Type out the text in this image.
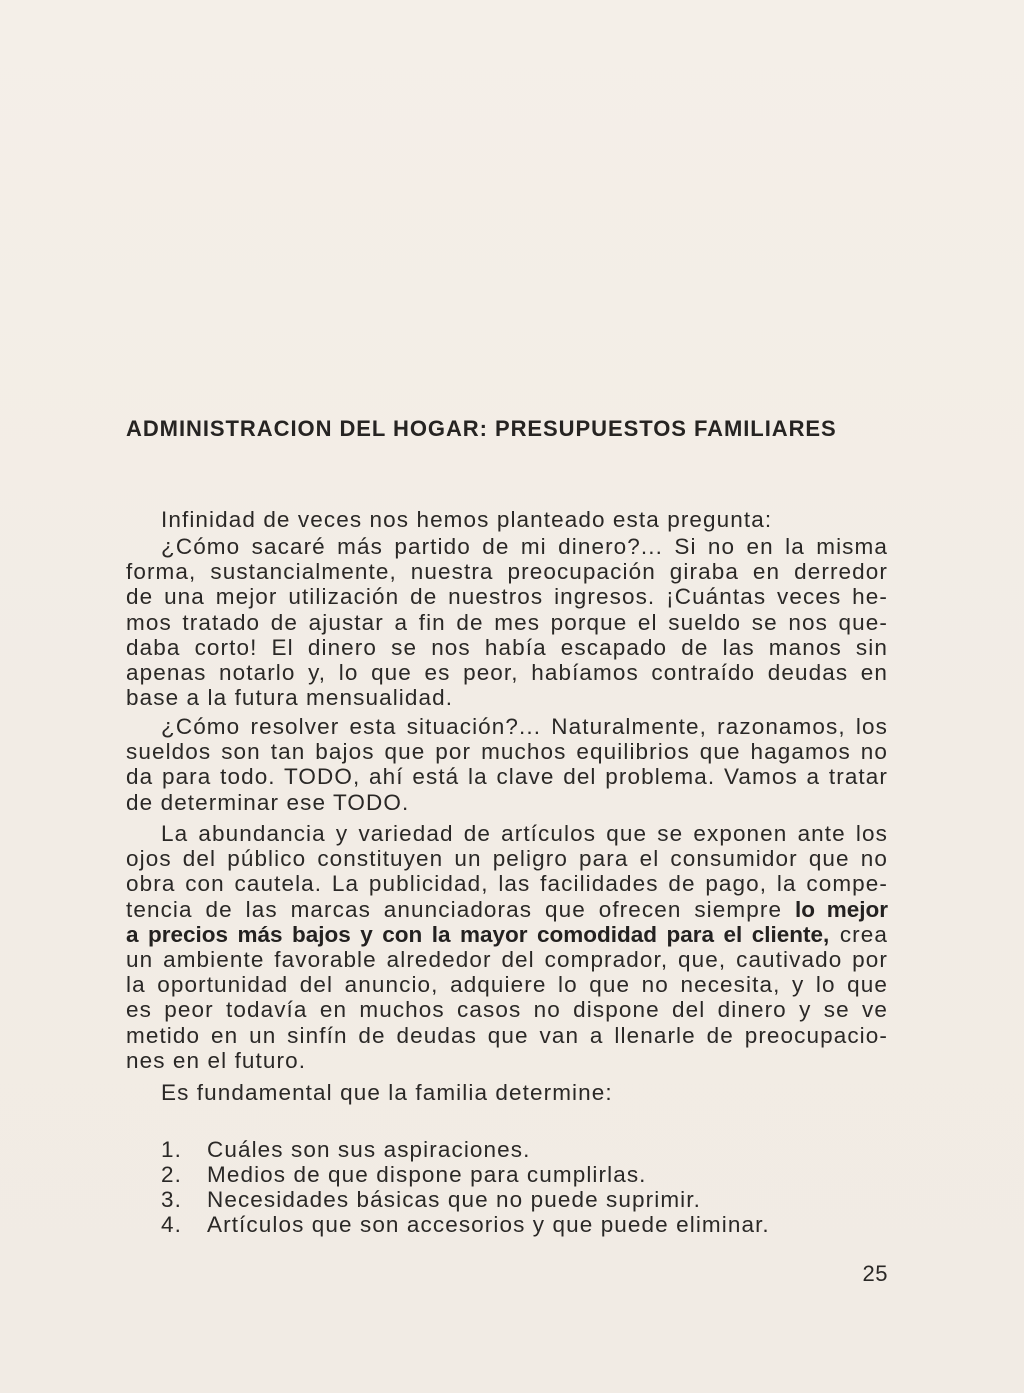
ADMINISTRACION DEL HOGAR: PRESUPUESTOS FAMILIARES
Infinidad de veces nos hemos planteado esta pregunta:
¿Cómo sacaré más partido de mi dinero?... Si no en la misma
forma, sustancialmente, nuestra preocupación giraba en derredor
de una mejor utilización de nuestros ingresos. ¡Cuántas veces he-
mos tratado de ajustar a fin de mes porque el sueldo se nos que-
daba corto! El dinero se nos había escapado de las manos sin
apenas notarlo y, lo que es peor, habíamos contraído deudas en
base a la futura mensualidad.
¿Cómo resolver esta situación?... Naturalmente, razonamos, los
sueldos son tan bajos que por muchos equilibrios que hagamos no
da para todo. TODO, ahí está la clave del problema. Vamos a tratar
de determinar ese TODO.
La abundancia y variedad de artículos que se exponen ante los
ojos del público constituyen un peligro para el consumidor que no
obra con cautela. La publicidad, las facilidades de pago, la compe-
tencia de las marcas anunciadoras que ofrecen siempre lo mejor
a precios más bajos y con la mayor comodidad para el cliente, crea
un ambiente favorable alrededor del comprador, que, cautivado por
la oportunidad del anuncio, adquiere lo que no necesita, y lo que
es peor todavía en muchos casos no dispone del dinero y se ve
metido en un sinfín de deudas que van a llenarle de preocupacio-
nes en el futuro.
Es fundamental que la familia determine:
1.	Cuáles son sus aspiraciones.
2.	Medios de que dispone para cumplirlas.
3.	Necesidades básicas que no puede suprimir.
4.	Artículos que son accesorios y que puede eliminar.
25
=-=-=-=-=
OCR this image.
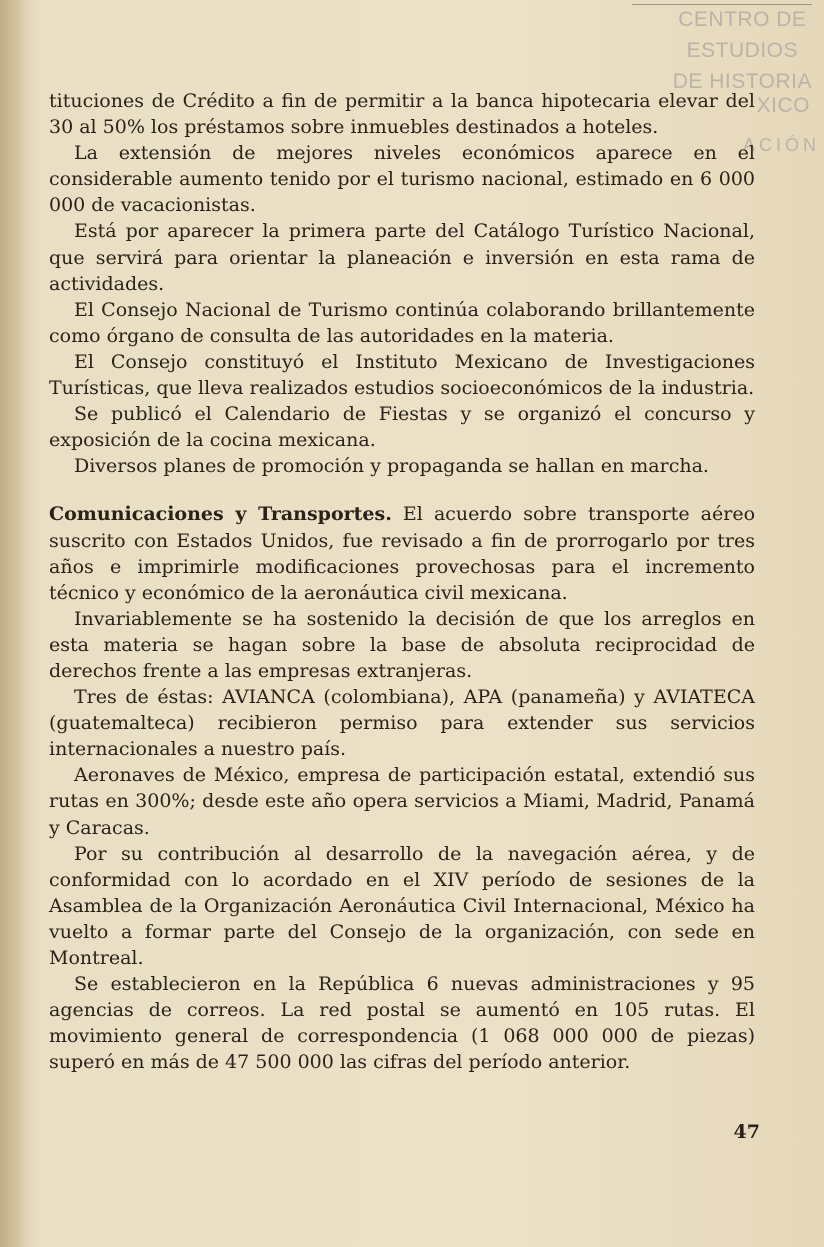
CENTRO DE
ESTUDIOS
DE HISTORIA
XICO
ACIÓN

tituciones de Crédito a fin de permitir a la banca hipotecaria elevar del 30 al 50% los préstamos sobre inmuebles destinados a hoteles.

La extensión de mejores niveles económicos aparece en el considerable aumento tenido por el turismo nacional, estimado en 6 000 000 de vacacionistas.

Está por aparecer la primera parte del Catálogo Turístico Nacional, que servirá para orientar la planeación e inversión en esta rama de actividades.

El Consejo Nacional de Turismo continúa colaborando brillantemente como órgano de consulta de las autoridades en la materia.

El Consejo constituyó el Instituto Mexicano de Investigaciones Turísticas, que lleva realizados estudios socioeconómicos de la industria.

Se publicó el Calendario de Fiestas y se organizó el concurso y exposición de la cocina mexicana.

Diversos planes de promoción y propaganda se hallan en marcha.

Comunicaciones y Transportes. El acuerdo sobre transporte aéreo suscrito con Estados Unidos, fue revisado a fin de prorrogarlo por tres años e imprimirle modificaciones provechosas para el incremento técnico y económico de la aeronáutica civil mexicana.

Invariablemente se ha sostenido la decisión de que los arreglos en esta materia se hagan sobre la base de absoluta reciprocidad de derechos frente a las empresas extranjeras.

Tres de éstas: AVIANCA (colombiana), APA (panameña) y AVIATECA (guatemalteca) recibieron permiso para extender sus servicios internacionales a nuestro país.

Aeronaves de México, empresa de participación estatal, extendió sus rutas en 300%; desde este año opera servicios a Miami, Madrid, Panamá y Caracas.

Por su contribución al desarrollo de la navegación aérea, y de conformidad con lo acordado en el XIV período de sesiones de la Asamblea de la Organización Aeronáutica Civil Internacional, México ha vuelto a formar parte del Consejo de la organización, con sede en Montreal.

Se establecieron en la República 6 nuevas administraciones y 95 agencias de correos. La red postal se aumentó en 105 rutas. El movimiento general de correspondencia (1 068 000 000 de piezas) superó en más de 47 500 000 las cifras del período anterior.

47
=-=-=-=-=
Pull out every line holding "dispone" from the records above, and copy it.

es peor todavía en muchos casos no dispone del dinero y se ve
2.	Medios de que dispone para cumplirlas.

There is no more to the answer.